# STATED GOAL
Among the lines below, list those containing the string "dalam".

# RECORDED INFORMATION
▼

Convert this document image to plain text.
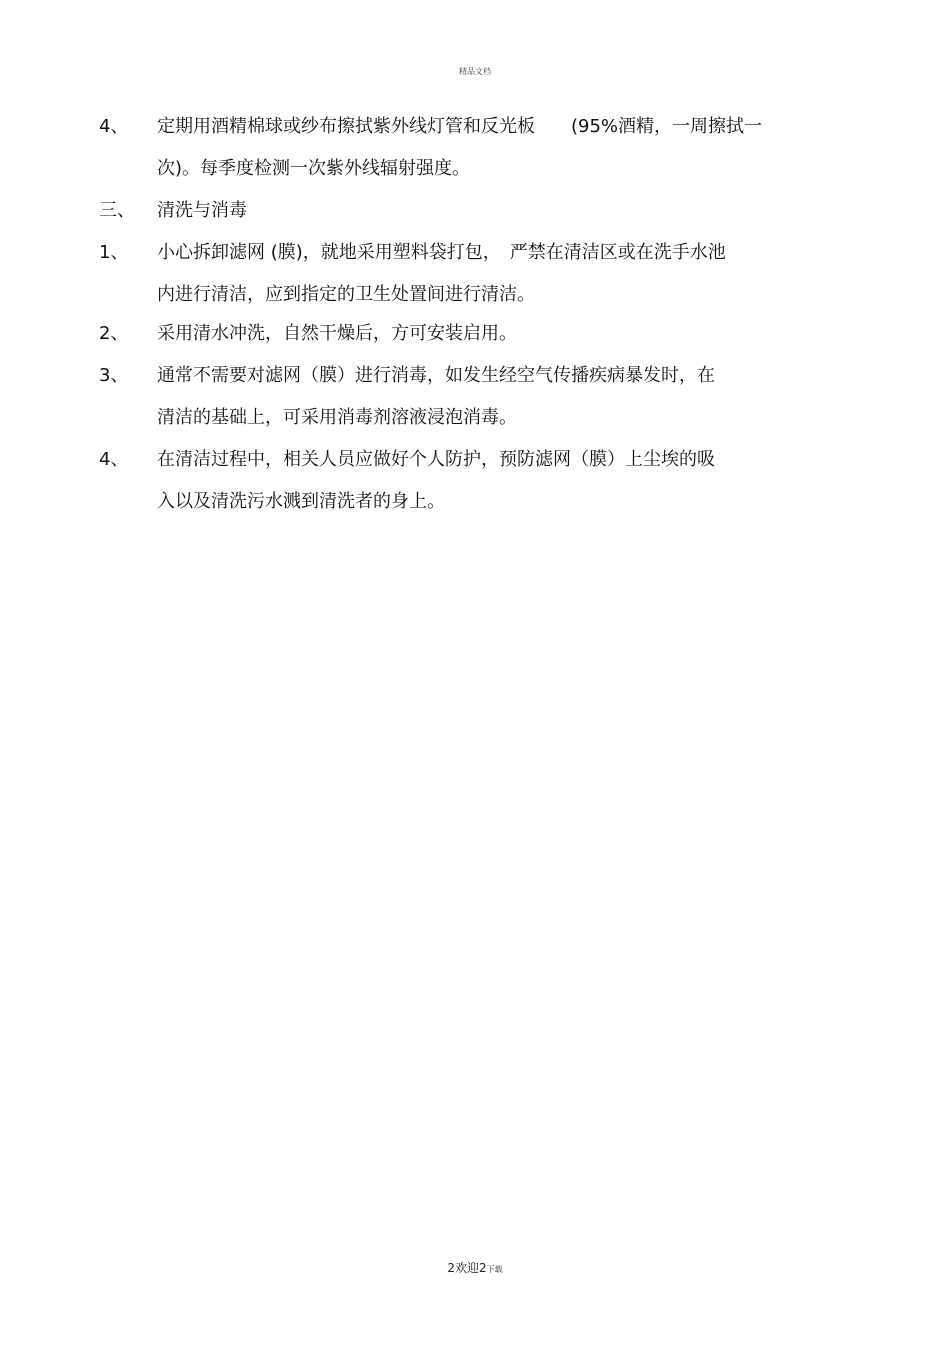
精品文档
4、 定期用酒精棉球或纱布擦拭紫外线灯管和反光板　　(95%酒精，一周擦拭一
次)。每季度检测一次紫外线辐射强度。
三、 清洗与消毒
1、 小心拆卸滤网 (膜)，就地采用塑料袋打包，　严禁在清洁区或在洗手水池
内进行清洁，应到指定的卫生处置间进行清洁。
2、 采用清水冲洗，自然干燥后，方可安装启用。
3、 通常不需要对滤网（膜）进行消毒，如发生经空气传播疾病暴发时，在
清洁的基础上，可采用消毒剂溶液浸泡消毒。
4、 在清洁过程中，相关人员应做好个人防护，预防滤网（膜）上尘埃的吸
入以及清洗污水溅到清洗者的身上。
2欢迎2下载
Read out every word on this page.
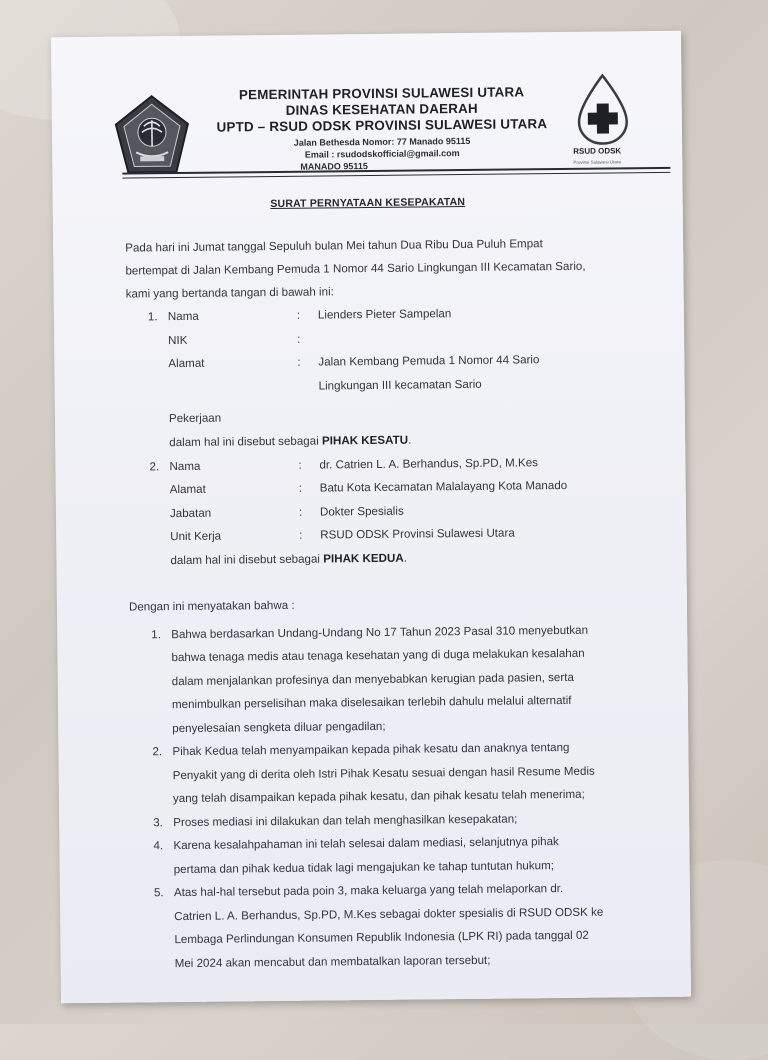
PEMERINTAH PROVINSI SULAWESI UTARA
DINAS KESEHATAN DAERAH
UPTD – RSUD ODSK PROVINSI SULAWESI UTARA
Jalan Bethesda Nomor: 77 Manado 95115
Email : rsudodskofficial@gmail.com
MANADO 95115
RSUD ODSK
Provinsi Sulawesi Utara
SURAT PERNYATAAN KESEPAKATAN

Pada hari ini Jumat tanggal Sepuluh bulan Mei tahun Dua Ribu Dua Puluh Empat

bertempat di Jalan Kembang Pemuda 1 Nomor 44 Sario Lingkungan III Kecamatan Sario,

kami yang bertanda tangan di bawah ini:

1. Nama	: Lienders Pieter Sampelan
NIK	:
Alamat	: Jalan Kembang Pemuda 1 Nomor 44 Sario
Lingkungan III kecamatan Sario
Pekerjaan
dalam hal ini disebut sebagai PIHAK KESATU.
2. Nama	: dr. Catrien L. A. Berhandus, Sp.PD, M.Kes
Alamat	: Batu Kota Kecamatan Malalayang Kota Manado
Jabatan	: Dokter Spesialis
Unit Kerja	: RSUD ODSK Provinsi Sulawesi Utara
dalam hal ini disebut sebagai PIHAK KEDUA.

Dengan ini menyatakan bahwa :

1. Bahwa berdasarkan Undang-Undang No 17 Tahun 2023 Pasal 310 menyebutkan

bahwa tenaga medis atau tenaga kesehatan yang di duga melakukan kesalahan

dalam menjalankan profesinya dan menyebabkan kerugian pada pasien, serta

menimbulkan perselisihan maka diselesaikan terlebih dahulu melalui alternatif

penyelesaian sengketa diluar pengadilan;

2. Pihak Kedua telah menyampaikan kepada pihak kesatu dan anaknya tentang

Penyakit yang di derita oleh Istri Pihak Kesatu sesuai dengan hasil Resume Medis

yang telah disampaikan kepada pihak kesatu, dan pihak kesatu telah menerima;

3. Proses mediasi ini dilakukan dan telah menghasilkan kesepakatan;

4. Karena kesalahpahaman ini telah selesai dalam mediasi, selanjutnya pihak

pertama dan pihak kedua tidak lagi mengajukan ke tahap tuntutan hukum;

5. Atas hal-hal tersebut pada poin 3, maka keluarga yang telah melaporkan dr.

Catrien L. A. Berhandus, Sp.PD, M.Kes sebagai dokter spesialis di RSUD ODSK ke

Lembaga Perlindungan Konsumen Republik Indonesia (LPK RI) pada tanggal 02

Mei 2024 akan mencabut dan membatalkan laporan tersebut;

▲

# OUTPUT
dalam hal ini disebut sebagai PIHAK KESATU.
dalam hal ini disebut sebagai PIHAK KEDUA.
dalam menjalankan profesinya dan menyebabkan kerugian pada pasien, serta
4. Karena kesalahpahaman ini telah selesai dalam mediasi, selanjutnya pihak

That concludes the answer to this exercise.